▶ Work to be completed
The entries need to be copied exactly.

[Data records]
--

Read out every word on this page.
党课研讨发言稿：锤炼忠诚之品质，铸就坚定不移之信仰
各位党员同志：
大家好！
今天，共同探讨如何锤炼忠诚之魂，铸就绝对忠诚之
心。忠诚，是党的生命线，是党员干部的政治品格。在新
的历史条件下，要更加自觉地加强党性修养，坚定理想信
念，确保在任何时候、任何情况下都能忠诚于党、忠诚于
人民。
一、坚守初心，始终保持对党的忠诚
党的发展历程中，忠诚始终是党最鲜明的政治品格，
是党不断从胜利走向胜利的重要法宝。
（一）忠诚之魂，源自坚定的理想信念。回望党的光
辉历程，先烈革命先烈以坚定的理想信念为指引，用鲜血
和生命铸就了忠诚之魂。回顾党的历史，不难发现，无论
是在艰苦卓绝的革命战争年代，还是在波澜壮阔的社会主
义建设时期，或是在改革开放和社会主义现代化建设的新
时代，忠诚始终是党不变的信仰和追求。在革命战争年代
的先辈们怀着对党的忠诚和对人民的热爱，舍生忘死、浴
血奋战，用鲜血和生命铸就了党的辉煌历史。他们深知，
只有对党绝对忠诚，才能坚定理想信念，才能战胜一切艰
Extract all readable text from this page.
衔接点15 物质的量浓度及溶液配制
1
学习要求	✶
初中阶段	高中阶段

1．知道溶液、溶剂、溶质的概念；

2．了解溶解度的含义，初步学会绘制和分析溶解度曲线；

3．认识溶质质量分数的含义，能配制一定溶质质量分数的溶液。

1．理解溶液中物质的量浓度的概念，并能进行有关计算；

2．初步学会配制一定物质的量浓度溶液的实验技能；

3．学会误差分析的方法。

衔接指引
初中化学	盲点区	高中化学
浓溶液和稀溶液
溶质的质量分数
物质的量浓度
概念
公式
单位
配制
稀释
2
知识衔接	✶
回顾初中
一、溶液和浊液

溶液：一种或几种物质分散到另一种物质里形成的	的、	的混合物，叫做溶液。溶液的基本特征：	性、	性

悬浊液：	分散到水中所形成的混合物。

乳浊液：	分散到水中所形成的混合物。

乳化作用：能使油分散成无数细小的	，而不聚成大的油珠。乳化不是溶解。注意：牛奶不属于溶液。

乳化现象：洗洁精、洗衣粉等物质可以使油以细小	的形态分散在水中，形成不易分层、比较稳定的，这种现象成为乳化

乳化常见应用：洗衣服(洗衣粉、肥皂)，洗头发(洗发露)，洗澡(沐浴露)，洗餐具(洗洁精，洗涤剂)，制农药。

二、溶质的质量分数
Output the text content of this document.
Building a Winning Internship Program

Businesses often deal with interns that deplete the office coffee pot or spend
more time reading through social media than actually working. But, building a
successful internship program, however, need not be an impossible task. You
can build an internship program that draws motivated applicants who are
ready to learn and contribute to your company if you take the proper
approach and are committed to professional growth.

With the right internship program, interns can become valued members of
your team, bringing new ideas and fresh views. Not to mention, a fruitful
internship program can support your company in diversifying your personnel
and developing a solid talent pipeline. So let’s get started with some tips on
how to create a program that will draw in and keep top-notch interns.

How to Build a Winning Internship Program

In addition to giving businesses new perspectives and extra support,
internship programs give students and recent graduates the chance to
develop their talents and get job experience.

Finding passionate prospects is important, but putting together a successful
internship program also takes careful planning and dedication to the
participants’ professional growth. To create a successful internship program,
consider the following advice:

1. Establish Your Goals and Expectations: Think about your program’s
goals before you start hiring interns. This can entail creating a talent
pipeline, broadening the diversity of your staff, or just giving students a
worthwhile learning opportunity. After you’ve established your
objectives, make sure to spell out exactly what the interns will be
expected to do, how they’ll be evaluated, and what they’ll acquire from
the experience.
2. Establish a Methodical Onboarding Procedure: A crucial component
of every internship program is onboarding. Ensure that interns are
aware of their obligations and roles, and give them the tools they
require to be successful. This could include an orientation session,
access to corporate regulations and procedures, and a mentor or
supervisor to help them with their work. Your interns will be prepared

--

▶ Result
Read out every word on this page.
党课研讨发言稿：锤炼忠诚之品质，铸就坚定不移之信仰
各位党员同志：
大家好！
今天，共同探讨如何锤炼忠诚之魂，铸就绝对忠诚之
心。忠诚，是党的生命线，是党员干部的政治品格。在新
的历史条件下，要更加自觉地加强党性修养，坚定理想信
念，确保在任何时候、任何情况下都能忠诚于党、忠诚于
人民。
一、坚守初心，始终保持对党的忠诚
党的发展历程中，忠诚始终是党最鲜明的政治品格，
是党不断从胜利走向胜利的重要法宝。
（一）忠诚之魂，源自坚定的理想信念。回望党的光
辉历程，先烈革命先烈以坚定的理想信念为指引，用鲜血
和生命铸就了忠诚之魂。回顾党的历史，不难发现，无论
是在艰苦卓绝的革命战争年代，还是在波澜壮阔的社会主
义建设时期，或是在改革开放和社会主义现代化建设的新
时代，忠诚始终是党不变的信仰和追求。在革命战争年代
的先辈们怀着对党的忠诚和对人民的热爱，舍生忘死、浴
血奋战，用鲜血和生命铸就了党的辉煌历史。他们深知，
只有对党绝对忠诚，才能坚定理想信念，才能战胜一切艰
Extract all readable text from this page.
衔接点15 物质的量浓度及溶液配制
1
学习要求	✶
初中阶段	高中阶段

1．知道溶液、溶剂、溶质的概念；

2．了解溶解度的含义，初步学会绘制和分析溶解度曲线；

3．认识溶质质量分数的含义，能配制一定溶质质量分数的溶液。

1．理解溶液中物质的量浓度的概念，并能进行有关计算；

2．初步学会配制一定物质的量浓度溶液的实验技能；

3．学会误差分析的方法。

衔接指引
初中化学	盲点区	高中化学
浓溶液和稀溶液
溶质的质量分数
物质的量浓度
概念
公式
单位
配制
稀释
2
知识衔接	✶
回顾初中
一、溶液和浊液

溶液：一种或几种物质分散到另一种物质里形成的	的、	的混合物，叫做溶液。溶液的基本特征：	性、	性

悬浊液：	分散到水中所形成的混合物。

乳浊液：	分散到水中所形成的混合物。

乳化作用：能使油分散成无数细小的	，而不聚成大的油珠。乳化不是溶解。注意：牛奶不属于溶液。

乳化现象：洗洁精、洗衣粉等物质可以使油以细小	的形态分散在水中，形成不易分层、比较稳定的，这种现象成为乳化

乳化常见应用：洗衣服(洗衣粉、肥皂)，洗头发(洗发露)，洗澡(沐浴露)，洗餐具(洗洁精，洗涤剂)，制农药。

二、溶质的质量分数
Output the text content of this document.
Building a Winning Internship Program

Businesses often deal with interns that deplete the office coffee pot or spend
more time reading through social media than actually working. But, building a
successful internship program, however, need not be an impossible task. You
can build an internship program that draws motivated applicants who are
ready to learn and contribute to your company if you take the proper
approach and are committed to professional growth.

With the right internship program, interns can become valued members of
your team, bringing new ideas and fresh views. Not to mention, a fruitful
internship program can support your company in diversifying your personnel
and developing a solid talent pipeline. So let’s get started with some tips on
how to create a program that will draw in and keep top-notch interns.

How to Build a Winning Internship Program

In addition to giving businesses new perspectives and extra support,
internship programs give students and recent graduates the chance to
develop their talents and get job experience.

Finding passionate prospects is important, but putting together a successful
internship program also takes careful planning and dedication to the
participants’ professional growth. To create a successful internship program,
consider the following advice:

1. Establish Your Goals and Expectations: Think about your program’s
goals before you start hiring interns. This can entail creating a talent
pipeline, broadening the diversity of your staff, or just giving students a
worthwhile learning opportunity. After you’ve established your
objectives, make sure to spell out exactly what the interns will be
expected to do, how they’ll be evaluated, and what they’ll acquire from
the experience.
2. Establish a Methodical Onboarding Procedure: A crucial component
of every internship program is onboarding. Ensure that interns are
aware of their obligations and roles, and give them the tools they
require to be successful. This could include an orientation session,
access to corporate regulations and procedures, and a mentor or
supervisor to help them with their work. Your interns will be prepared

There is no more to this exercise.